▶

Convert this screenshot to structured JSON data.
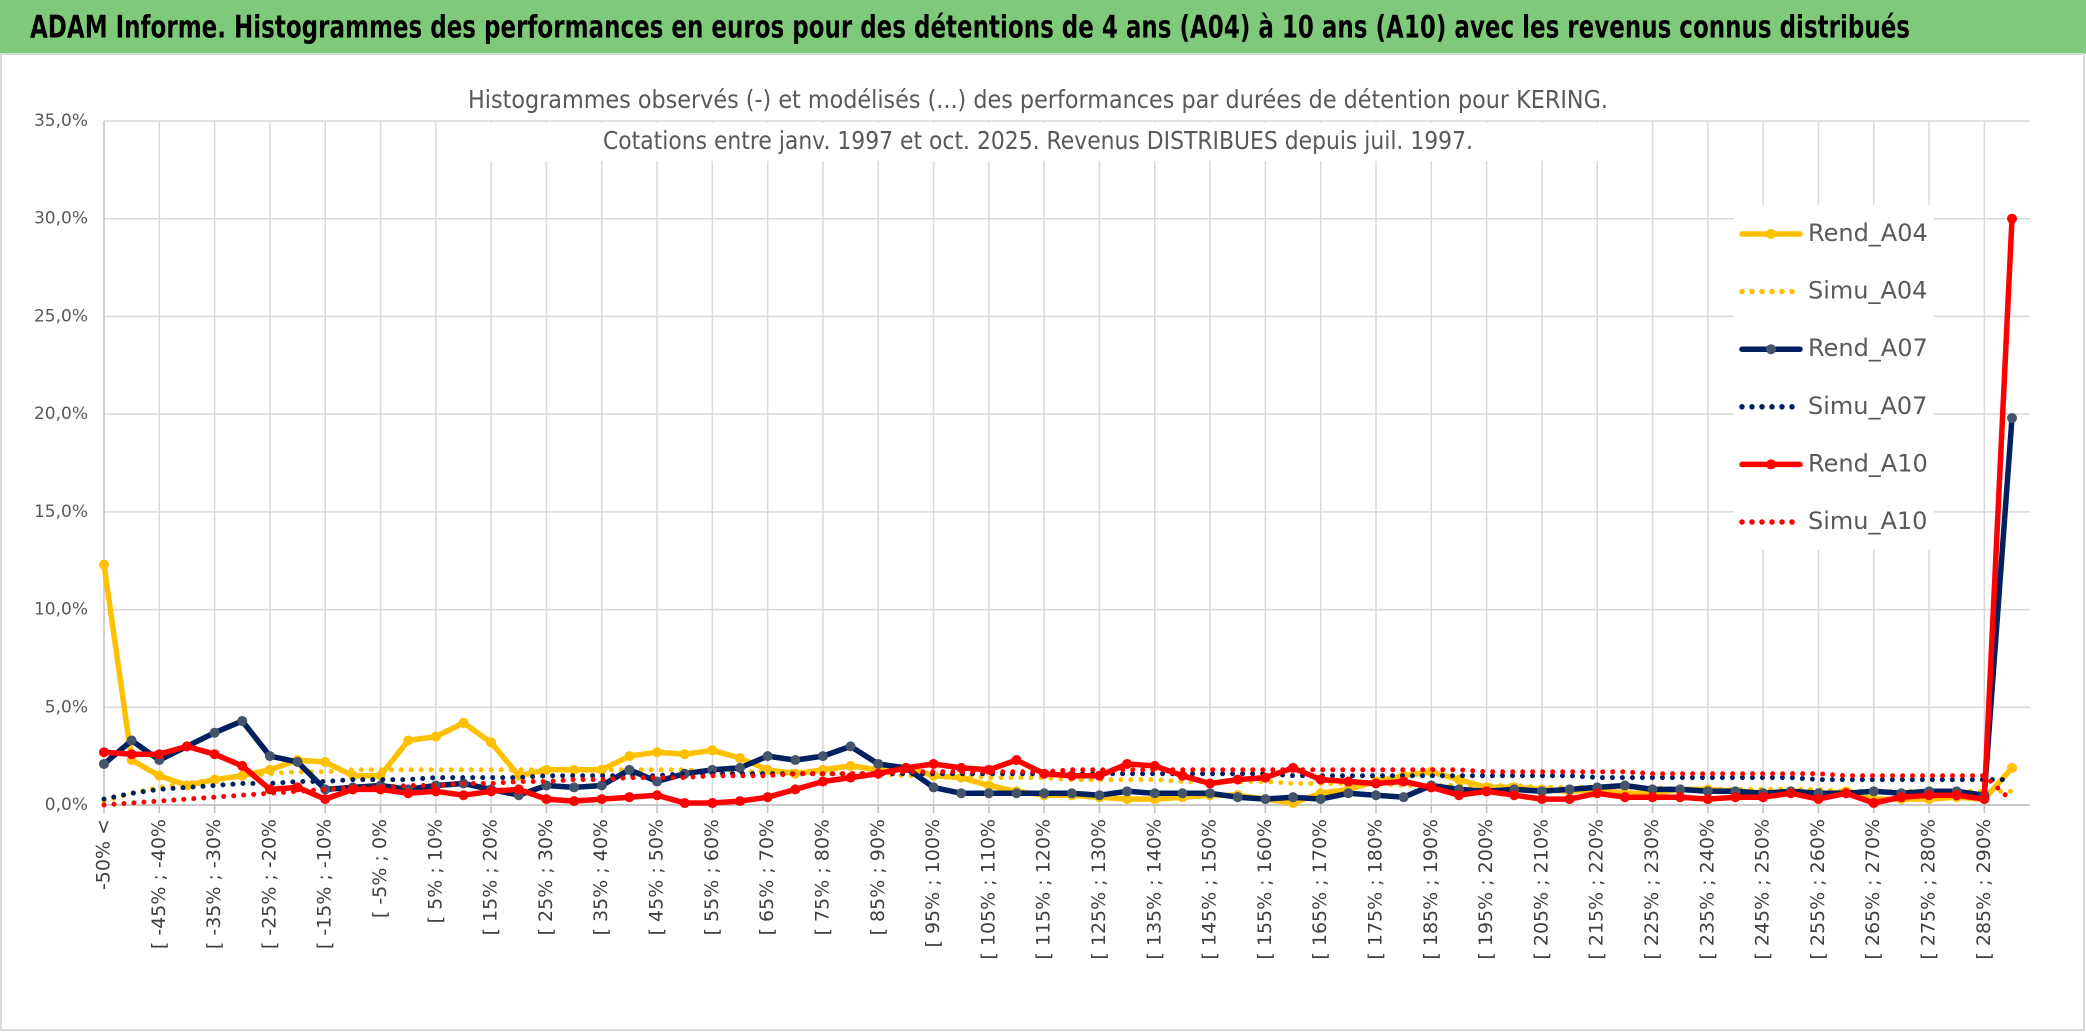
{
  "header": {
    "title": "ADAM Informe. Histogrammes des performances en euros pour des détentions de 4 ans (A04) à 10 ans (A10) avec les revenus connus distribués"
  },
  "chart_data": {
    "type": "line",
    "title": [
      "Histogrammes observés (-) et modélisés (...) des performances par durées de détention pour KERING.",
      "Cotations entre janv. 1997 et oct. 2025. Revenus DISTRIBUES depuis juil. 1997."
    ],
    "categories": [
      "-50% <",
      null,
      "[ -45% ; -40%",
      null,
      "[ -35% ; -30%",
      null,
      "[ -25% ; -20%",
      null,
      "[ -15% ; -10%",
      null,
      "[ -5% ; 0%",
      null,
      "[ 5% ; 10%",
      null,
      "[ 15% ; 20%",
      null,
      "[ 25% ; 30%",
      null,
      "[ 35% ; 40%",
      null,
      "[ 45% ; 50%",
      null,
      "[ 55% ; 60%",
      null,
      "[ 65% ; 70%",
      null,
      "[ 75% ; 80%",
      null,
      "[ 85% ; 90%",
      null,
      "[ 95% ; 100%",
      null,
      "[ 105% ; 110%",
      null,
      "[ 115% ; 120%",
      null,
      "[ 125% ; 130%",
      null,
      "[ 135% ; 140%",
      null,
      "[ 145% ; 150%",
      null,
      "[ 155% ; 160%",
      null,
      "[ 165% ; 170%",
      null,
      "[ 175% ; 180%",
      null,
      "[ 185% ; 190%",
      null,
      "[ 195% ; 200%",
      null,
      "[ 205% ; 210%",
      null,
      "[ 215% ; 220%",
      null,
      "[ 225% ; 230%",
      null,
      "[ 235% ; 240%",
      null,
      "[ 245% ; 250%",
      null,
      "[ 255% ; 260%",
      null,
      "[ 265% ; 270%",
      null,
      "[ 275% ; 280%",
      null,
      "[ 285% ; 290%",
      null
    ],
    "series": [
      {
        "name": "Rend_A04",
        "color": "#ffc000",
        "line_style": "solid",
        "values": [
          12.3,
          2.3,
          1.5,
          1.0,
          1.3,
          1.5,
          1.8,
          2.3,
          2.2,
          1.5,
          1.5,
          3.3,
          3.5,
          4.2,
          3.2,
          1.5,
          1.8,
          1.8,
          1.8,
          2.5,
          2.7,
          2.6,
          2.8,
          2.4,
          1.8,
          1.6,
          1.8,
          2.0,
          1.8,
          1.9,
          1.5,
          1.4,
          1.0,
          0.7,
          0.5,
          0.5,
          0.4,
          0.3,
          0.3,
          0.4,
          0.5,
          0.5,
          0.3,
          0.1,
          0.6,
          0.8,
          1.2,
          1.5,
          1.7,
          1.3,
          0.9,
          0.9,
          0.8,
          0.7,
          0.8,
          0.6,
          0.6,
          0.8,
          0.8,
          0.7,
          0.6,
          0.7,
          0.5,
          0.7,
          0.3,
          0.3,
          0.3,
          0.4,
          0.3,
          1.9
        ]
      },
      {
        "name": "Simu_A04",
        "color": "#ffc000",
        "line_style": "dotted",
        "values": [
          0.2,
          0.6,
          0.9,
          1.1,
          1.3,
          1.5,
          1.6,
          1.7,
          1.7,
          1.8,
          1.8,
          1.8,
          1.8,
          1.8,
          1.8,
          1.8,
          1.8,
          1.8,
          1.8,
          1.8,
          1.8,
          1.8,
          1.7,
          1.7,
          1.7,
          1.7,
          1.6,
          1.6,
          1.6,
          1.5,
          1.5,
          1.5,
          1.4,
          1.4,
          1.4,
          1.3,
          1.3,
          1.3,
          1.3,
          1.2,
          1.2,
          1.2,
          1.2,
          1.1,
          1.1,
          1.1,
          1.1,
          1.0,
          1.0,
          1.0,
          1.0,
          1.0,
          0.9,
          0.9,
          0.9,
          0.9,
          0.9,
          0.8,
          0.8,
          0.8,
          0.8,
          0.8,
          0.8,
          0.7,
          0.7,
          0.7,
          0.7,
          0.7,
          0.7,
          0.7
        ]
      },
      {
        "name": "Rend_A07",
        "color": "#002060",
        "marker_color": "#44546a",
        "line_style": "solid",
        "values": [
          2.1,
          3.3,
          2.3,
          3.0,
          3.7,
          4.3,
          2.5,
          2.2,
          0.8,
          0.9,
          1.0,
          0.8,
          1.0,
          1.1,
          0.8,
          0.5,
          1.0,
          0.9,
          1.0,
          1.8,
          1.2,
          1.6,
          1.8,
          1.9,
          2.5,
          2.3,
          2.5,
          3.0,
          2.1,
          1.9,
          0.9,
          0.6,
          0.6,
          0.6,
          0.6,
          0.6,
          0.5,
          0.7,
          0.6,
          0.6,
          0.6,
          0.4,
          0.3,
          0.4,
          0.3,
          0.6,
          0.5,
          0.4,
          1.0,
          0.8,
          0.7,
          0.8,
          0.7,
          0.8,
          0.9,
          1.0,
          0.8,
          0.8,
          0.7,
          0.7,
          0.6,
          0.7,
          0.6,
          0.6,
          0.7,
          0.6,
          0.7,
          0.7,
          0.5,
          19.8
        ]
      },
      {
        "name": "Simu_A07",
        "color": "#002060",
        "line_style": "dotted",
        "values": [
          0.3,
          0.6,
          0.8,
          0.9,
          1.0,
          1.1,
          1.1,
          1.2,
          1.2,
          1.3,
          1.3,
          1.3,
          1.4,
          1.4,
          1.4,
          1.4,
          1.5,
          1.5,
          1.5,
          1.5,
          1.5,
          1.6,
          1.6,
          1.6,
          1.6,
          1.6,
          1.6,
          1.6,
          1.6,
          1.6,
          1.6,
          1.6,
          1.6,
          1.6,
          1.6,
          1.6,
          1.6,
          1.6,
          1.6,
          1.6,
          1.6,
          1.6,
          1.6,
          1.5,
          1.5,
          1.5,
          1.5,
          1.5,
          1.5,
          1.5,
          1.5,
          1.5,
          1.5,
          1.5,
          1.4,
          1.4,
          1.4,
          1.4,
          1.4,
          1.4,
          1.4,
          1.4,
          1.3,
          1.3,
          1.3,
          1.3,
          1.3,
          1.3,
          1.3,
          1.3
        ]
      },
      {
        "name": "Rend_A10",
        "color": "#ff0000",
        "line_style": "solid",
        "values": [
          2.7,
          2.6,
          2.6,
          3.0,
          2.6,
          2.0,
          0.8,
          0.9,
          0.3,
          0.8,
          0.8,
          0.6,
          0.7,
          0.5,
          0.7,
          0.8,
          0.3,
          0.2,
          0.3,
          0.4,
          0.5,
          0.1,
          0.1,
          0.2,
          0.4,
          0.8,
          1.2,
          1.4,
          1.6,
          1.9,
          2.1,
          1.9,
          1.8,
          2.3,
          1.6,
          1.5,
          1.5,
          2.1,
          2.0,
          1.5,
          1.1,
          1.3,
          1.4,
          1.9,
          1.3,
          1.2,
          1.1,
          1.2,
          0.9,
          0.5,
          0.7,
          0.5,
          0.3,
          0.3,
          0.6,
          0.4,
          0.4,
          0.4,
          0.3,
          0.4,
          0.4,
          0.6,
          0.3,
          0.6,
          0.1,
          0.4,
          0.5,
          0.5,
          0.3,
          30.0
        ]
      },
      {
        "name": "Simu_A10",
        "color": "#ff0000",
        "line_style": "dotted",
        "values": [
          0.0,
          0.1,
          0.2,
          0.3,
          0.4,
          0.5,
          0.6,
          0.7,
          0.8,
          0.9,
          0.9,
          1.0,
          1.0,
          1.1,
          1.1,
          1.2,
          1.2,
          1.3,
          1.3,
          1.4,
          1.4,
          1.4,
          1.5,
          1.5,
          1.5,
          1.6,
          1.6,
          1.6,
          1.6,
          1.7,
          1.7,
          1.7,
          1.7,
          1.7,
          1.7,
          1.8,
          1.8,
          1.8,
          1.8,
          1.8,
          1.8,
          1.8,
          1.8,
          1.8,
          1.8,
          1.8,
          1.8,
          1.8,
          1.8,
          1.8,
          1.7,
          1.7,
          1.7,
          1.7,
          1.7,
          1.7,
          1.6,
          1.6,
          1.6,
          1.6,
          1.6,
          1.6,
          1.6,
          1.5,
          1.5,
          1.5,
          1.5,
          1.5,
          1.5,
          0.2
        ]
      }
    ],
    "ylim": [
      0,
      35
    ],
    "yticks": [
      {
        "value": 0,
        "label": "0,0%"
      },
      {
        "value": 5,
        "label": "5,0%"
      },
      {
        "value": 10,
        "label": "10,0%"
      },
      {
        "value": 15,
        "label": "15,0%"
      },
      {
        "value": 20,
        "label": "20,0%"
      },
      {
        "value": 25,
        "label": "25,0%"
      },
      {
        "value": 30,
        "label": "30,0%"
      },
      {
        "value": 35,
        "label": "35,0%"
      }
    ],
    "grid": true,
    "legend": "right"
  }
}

◀
▶

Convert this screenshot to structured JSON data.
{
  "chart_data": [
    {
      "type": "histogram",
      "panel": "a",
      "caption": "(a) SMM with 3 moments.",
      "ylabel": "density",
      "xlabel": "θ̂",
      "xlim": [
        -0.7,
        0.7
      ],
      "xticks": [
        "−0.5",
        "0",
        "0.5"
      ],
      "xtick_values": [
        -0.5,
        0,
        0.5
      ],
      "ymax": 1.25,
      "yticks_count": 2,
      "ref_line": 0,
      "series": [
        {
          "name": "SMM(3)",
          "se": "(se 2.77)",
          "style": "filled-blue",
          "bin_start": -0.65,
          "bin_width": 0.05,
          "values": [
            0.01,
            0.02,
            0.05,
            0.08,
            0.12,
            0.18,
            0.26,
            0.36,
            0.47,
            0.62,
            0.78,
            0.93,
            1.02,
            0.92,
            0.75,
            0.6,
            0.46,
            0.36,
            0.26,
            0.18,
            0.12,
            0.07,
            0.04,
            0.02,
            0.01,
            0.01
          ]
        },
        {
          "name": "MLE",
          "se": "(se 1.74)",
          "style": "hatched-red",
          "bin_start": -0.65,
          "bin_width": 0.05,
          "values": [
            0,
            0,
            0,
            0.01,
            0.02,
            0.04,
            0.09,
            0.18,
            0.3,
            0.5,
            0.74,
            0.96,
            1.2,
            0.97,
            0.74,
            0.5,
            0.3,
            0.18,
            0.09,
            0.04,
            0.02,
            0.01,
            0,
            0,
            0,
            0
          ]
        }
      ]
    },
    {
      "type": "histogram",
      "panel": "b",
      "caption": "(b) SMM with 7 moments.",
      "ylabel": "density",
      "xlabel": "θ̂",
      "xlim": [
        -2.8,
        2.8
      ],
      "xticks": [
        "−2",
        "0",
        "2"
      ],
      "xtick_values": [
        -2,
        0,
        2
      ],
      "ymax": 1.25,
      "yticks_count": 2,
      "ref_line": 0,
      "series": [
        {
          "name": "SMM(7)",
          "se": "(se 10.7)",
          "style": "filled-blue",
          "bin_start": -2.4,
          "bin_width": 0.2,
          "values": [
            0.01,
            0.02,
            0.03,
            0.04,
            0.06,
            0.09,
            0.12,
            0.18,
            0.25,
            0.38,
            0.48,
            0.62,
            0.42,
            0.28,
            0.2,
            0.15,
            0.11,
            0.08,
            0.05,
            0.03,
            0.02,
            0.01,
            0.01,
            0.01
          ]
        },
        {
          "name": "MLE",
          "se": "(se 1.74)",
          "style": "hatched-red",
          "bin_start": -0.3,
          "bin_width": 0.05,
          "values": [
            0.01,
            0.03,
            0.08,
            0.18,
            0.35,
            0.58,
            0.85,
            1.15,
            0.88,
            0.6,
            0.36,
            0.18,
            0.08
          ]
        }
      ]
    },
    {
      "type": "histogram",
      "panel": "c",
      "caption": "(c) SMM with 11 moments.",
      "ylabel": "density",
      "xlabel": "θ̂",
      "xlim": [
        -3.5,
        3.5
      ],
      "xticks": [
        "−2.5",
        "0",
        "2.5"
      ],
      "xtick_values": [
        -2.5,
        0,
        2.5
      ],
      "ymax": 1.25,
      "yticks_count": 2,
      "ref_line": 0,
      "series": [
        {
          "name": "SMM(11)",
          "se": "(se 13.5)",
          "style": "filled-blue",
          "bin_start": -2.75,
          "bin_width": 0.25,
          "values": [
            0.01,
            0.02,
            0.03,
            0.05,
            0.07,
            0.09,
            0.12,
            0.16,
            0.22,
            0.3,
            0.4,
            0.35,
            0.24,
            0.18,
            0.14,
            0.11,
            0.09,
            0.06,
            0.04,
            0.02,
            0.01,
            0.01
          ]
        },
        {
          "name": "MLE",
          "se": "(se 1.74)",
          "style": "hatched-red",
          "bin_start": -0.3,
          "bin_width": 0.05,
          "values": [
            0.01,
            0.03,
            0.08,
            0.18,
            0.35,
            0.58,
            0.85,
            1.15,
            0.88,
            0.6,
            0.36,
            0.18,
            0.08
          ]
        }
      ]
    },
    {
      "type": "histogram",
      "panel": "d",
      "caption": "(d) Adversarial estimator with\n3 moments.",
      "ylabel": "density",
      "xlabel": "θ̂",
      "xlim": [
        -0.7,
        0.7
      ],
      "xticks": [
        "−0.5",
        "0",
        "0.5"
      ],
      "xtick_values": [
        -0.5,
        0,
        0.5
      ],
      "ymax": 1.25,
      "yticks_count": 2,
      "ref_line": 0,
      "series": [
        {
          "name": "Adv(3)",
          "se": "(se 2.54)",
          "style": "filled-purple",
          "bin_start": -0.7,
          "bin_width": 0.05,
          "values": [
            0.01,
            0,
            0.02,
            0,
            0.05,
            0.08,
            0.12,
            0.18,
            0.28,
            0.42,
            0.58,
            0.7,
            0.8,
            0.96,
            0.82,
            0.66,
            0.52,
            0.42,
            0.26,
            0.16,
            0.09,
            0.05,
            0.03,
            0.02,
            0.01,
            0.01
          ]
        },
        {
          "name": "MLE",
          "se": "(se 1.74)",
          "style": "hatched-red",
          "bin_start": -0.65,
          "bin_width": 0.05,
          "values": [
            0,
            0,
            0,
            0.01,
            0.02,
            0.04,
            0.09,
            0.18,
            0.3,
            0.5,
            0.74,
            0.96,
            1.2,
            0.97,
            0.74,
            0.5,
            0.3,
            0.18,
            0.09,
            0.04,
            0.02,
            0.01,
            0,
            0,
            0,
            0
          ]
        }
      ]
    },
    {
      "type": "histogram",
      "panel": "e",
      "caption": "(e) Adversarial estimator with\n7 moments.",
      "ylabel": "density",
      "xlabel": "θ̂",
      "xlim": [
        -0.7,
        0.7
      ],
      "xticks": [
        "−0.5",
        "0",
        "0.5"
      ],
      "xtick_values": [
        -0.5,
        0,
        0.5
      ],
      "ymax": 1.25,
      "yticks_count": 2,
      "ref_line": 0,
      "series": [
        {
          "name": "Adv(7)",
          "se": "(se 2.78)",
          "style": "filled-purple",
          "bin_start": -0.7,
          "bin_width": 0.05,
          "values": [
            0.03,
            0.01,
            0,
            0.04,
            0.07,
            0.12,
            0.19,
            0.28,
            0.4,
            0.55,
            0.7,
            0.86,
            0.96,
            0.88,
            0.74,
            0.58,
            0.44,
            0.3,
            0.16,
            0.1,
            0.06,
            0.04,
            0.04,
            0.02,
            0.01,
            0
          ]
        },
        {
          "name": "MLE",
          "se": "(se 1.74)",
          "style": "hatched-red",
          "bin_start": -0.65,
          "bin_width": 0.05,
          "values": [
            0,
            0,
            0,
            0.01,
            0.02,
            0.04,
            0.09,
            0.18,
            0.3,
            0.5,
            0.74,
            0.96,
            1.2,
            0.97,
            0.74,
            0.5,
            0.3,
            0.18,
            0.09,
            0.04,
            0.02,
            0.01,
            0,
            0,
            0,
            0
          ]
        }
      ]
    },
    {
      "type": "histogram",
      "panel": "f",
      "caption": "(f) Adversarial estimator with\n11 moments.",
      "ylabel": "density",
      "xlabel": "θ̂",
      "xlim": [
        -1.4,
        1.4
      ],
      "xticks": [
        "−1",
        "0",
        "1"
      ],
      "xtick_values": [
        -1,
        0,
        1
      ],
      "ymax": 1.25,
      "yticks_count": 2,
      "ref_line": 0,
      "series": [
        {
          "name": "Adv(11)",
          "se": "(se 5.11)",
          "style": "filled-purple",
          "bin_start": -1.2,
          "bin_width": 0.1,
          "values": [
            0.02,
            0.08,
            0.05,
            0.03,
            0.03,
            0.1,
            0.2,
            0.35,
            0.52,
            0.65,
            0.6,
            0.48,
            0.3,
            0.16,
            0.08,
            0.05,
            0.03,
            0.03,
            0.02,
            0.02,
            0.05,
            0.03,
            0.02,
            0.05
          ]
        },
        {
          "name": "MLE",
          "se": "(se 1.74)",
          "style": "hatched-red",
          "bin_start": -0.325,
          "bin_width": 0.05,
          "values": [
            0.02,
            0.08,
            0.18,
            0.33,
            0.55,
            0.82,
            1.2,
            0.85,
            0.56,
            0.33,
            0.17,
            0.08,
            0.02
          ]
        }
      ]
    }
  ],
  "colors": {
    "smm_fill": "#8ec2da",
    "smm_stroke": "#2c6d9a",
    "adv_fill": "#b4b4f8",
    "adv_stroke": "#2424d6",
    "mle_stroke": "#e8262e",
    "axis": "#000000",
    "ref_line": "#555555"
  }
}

◀

* REQUIREMENT *
Say how many lines in the entries contain the string "panel", and leave out everything else.

* FINISHED ANSWER *
6